Supplied entries:
*****
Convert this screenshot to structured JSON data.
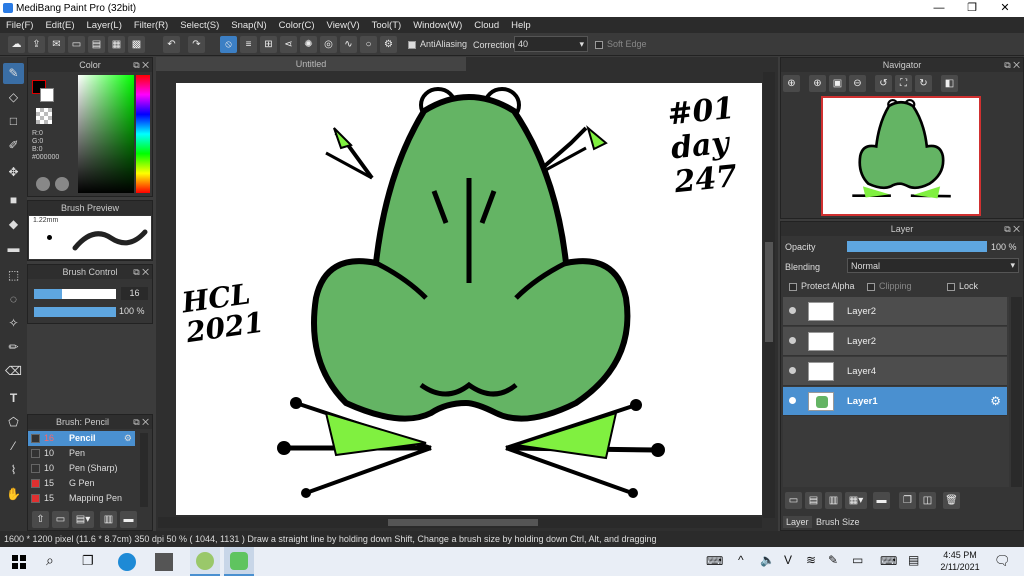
{
  "app": {
    "title": "MediBang Paint Pro (32bit)"
  },
  "menu": [
    "File(F)",
    "Edit(E)",
    "Layer(L)",
    "Filter(R)",
    "Select(S)",
    "Snap(N)",
    "Color(C)",
    "View(V)",
    "Tool(T)",
    "Window(W)",
    "Cloud",
    "Help"
  ],
  "toolbar": {
    "antialias_label": "AntiAliasing",
    "correction_label": "Correction",
    "correction_value": "40",
    "soft_edge_label": "Soft Edge"
  },
  "color_panel": {
    "title": "Color",
    "r": "R:0",
    "g": "G:0",
    "b": "B:0",
    "hex": "#000000"
  },
  "brush_preview": {
    "title": "Brush Preview",
    "size": "1.22mm"
  },
  "brush_control": {
    "title": "Brush Control",
    "size_value": "16",
    "opacity_value": "100 %"
  },
  "brush_list": {
    "title": "Brush: Pencil",
    "items": [
      {
        "size": "16",
        "name": "Pencil",
        "color": "#000000",
        "selected": true
      },
      {
        "size": "10",
        "name": "Pen",
        "color": "#000000",
        "selected": false
      },
      {
        "size": "10",
        "name": "Pen (Sharp)",
        "color": "#000000",
        "selected": false
      },
      {
        "size": "15",
        "name": "G Pen",
        "color": "#e03030",
        "selected": false
      },
      {
        "size": "15",
        "name": "Mapping Pen",
        "color": "#e03030",
        "selected": false
      }
    ]
  },
  "document": {
    "tab_title": "Untitled"
  },
  "canvas_text": {
    "left_line1": "HCL",
    "left_line2": "2021",
    "right_line1": "#01",
    "right_line2": "day",
    "right_line3": "247"
  },
  "navigator": {
    "title": "Navigator"
  },
  "layer_panel": {
    "title": "Layer",
    "opacity_label": "Opacity",
    "opacity_value": "100 %",
    "blending_label": "Blending",
    "blending_value": "Normal",
    "protect_alpha": "Protect Alpha",
    "clipping": "Clipping",
    "lock": "Lock",
    "layers": [
      {
        "name": "Layer2"
      },
      {
        "name": "Layer2"
      },
      {
        "name": "Layer4"
      },
      {
        "name": "Layer1"
      }
    ]
  },
  "bottom_tabs": [
    "Layer",
    "Brush Size"
  ],
  "status": {
    "text": "1600 * 1200 pixel   (11.6 * 8.7cm)   350 dpi   50 %   ( 1044, 1131 )   Draw a straight line by holding down Shift, Change a brush size by holding down Ctrl, Alt, and dragging"
  },
  "taskbar": {
    "time": "4:45 PM",
    "date": "2/11/2021"
  },
  "colors": {
    "frog_green": "#64b464",
    "accent_blue": "#4a90d0",
    "toe_green": "#80f040"
  },
  "icons": [
    "search-icon",
    "task-view-icon",
    "edge-icon",
    "store-icon",
    "medibang-icon",
    "paint-icon"
  ]
}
*****
Set task: Using the material above, retype each entry exactly and omit the pictures.

Response:
Convert this screenshot to structured JSON data.
{
  "app": {
    "title": "MediBang Paint Pro (32bit)"
  },
  "menu": [
    "File(F)",
    "Edit(E)",
    "Layer(L)",
    "Filter(R)",
    "Select(S)",
    "Snap(N)",
    "Color(C)",
    "View(V)",
    "Tool(T)",
    "Window(W)",
    "Cloud",
    "Help"
  ],
  "toolbar": {
    "antialias_label": "AntiAliasing",
    "correction_label": "Correction",
    "correction_value": "40",
    "soft_edge_label": "Soft Edge"
  },
  "color_panel": {
    "title": "Color",
    "r": "R:0",
    "g": "G:0",
    "b": "B:0",
    "hex": "#000000"
  },
  "brush_preview": {
    "title": "Brush Preview",
    "size": "1.22mm"
  },
  "brush_control": {
    "title": "Brush Control",
    "size_value": "16",
    "opacity_value": "100 %"
  },
  "brush_list": {
    "title": "Brush: Pencil",
    "items": [
      {
        "size": "16",
        "name": "Pencil",
        "color": "#000000",
        "selected": true
      },
      {
        "size": "10",
        "name": "Pen",
        "color": "#000000",
        "selected": false
      },
      {
        "size": "10",
        "name": "Pen (Sharp)",
        "color": "#000000",
        "selected": false
      },
      {
        "size": "15",
        "name": "G Pen",
        "color": "#e03030",
        "selected": false
      },
      {
        "size": "15",
        "name": "Mapping Pen",
        "color": "#e03030",
        "selected": false
      }
    ]
  },
  "document": {
    "tab_title": "Untitled"
  },
  "canvas_text": {
    "left_line1": "HCL",
    "left_line2": "2021",
    "right_line1": "#01",
    "right_line2": "day",
    "right_line3": "247"
  },
  "navigator": {
    "title": "Navigator"
  },
  "layer_panel": {
    "title": "Layer",
    "opacity_label": "Opacity",
    "opacity_value": "100 %",
    "blending_label": "Blending",
    "blending_value": "Normal",
    "protect_alpha": "Protect Alpha",
    "clipping": "Clipping",
    "lock": "Lock",
    "layers": [
      {
        "name": "Layer2"
      },
      {
        "name": "Layer2"
      },
      {
        "name": "Layer4"
      },
      {
        "name": "Layer1"
      }
    ]
  },
  "bottom_tabs": [
    "Layer",
    "Brush Size"
  ],
  "status": {
    "text": "1600 * 1200 pixel   (11.6 * 8.7cm)   350 dpi   50 %   ( 1044, 1131 )   Draw a straight line by holding down Shift, Change a brush size by holding down Ctrl, Alt, and dragging"
  },
  "taskbar": {
    "time": "4:45 PM",
    "date": "2/11/2021"
  },
  "colors": {
    "frog_green": "#64b464",
    "accent_blue": "#4a90d0",
    "toe_green": "#80f040"
  },
  "icons": [
    "search-icon",
    "task-view-icon",
    "edge-icon",
    "store-icon",
    "medibang-icon",
    "paint-icon"
  ]
}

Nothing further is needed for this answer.